## To be done
Return the complete listing that follows, with each line reproduced exactly.

═════ Entries provided

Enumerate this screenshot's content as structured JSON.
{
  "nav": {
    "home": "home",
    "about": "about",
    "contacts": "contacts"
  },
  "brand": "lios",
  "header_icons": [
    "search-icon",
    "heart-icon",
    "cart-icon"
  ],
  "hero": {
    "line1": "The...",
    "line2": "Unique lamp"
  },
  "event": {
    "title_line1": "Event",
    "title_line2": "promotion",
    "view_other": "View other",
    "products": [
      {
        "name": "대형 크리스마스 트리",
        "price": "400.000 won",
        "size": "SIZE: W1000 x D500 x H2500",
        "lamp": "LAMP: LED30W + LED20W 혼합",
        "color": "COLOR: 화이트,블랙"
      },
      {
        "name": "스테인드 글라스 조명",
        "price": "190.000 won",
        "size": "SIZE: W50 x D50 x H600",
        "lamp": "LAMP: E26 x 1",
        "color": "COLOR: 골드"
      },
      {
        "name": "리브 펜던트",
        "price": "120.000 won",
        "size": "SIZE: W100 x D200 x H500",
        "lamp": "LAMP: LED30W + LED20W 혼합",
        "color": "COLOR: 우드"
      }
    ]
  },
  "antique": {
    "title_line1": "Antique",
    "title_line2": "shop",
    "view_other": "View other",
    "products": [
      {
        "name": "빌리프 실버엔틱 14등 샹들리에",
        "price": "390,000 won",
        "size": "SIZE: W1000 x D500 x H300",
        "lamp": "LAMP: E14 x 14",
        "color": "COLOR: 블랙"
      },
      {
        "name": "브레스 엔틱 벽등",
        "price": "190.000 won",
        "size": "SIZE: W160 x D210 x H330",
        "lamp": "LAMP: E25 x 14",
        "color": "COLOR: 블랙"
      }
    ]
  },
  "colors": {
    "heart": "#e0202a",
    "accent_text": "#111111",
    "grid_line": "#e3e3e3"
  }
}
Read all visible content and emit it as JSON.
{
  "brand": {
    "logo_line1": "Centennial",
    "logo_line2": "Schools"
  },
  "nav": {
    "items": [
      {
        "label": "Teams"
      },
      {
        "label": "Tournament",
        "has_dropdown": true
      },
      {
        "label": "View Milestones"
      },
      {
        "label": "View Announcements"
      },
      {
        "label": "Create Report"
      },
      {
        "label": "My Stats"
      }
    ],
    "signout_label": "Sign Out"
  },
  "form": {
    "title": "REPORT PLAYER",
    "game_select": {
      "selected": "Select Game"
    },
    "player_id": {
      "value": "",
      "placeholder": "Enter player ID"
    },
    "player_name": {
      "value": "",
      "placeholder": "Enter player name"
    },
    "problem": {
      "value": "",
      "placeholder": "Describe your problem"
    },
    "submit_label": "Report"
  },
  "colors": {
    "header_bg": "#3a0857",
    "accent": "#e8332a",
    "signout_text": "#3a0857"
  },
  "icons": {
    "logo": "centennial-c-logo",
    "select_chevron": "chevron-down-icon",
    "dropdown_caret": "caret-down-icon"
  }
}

══════════

## Solved problem
Enumerate this screenshot's content as structured JSON.
{
  "nav": {
    "home": "home",
    "about": "about",
    "contacts": "contacts"
  },
  "brand": "lios",
  "header_icons": [
    "search-icon",
    "heart-icon",
    "cart-icon"
  ],
  "hero": {
    "line1": "The...",
    "line2": "Unique lamp"
  },
  "event": {
    "title_line1": "Event",
    "title_line2": "promotion",
    "view_other": "View other",
    "products": [
      {
        "name": "대형 크리스마스 트리",
        "price": "400.000 won",
        "size": "SIZE: W1000 x D500 x H2500",
        "lamp": "LAMP: LED30W + LED20W 혼합",
        "color": "COLOR: 화이트,블랙"
      },
      {
        "name": "스테인드 글라스 조명",
        "price": "190.000 won",
        "size": "SIZE: W50 x D50 x H600",
        "lamp": "LAMP: E26 x 1",
        "color": "COLOR: 골드"
      },
      {
        "name": "리브 펜던트",
        "price": "120.000 won",
        "size": "SIZE: W100 x D200 x H500",
        "lamp": "LAMP: LED30W + LED20W 혼합",
        "color": "COLOR: 우드"
      }
    ]
  },
  "antique": {
    "title_line1": "Antique",
    "title_line2": "shop",
    "view_other": "View other",
    "products": [
      {
        "name": "빌리프 실버엔틱 14등 샹들리에",
        "price": "390,000 won",
        "size": "SIZE: W1000 x D500 x H300",
        "lamp": "LAMP: E14 x 14",
        "color": "COLOR: 블랙"
      },
      {
        "name": "브레스 엔틱 벽등",
        "price": "190.000 won",
        "size": "SIZE: W160 x D210 x H330",
        "lamp": "LAMP: E25 x 14",
        "color": "COLOR: 블랙"
      }
    ]
  },
  "colors": {
    "heart": "#e0202a",
    "accent_text": "#111111",
    "grid_line": "#e3e3e3"
  }
}
Read all visible content and emit it as JSON.
{
  "brand": {
    "logo_line1": "Centennial",
    "logo_line2": "Schools"
  },
  "nav": {
    "items": [
      {
        "label": "Teams"
      },
      {
        "label": "Tournament",
        "has_dropdown": true
      },
      {
        "label": "View Milestones"
      },
      {
        "label": "View Announcements"
      },
      {
        "label": "Create Report"
      },
      {
        "label": "My Stats"
      }
    ],
    "signout_label": "Sign Out"
  },
  "form": {
    "title": "REPORT PLAYER",
    "game_select": {
      "selected": "Select Game"
    },
    "player_id": {
      "value": "",
      "placeholder": "Enter player ID"
    },
    "player_name": {
      "value": "",
      "placeholder": "Enter player name"
    },
    "problem": {
      "value": "",
      "placeholder": "Describe your problem"
    },
    "submit_label": "Report"
  },
  "colors": {
    "header_bg": "#3a0857",
    "accent": "#e8332a",
    "signout_text": "#3a0857"
  },
  "icons": {
    "logo": "centennial-c-logo",
    "select_chevron": "chevron-down-icon",
    "dropdown_caret": "caret-down-icon"
  }
}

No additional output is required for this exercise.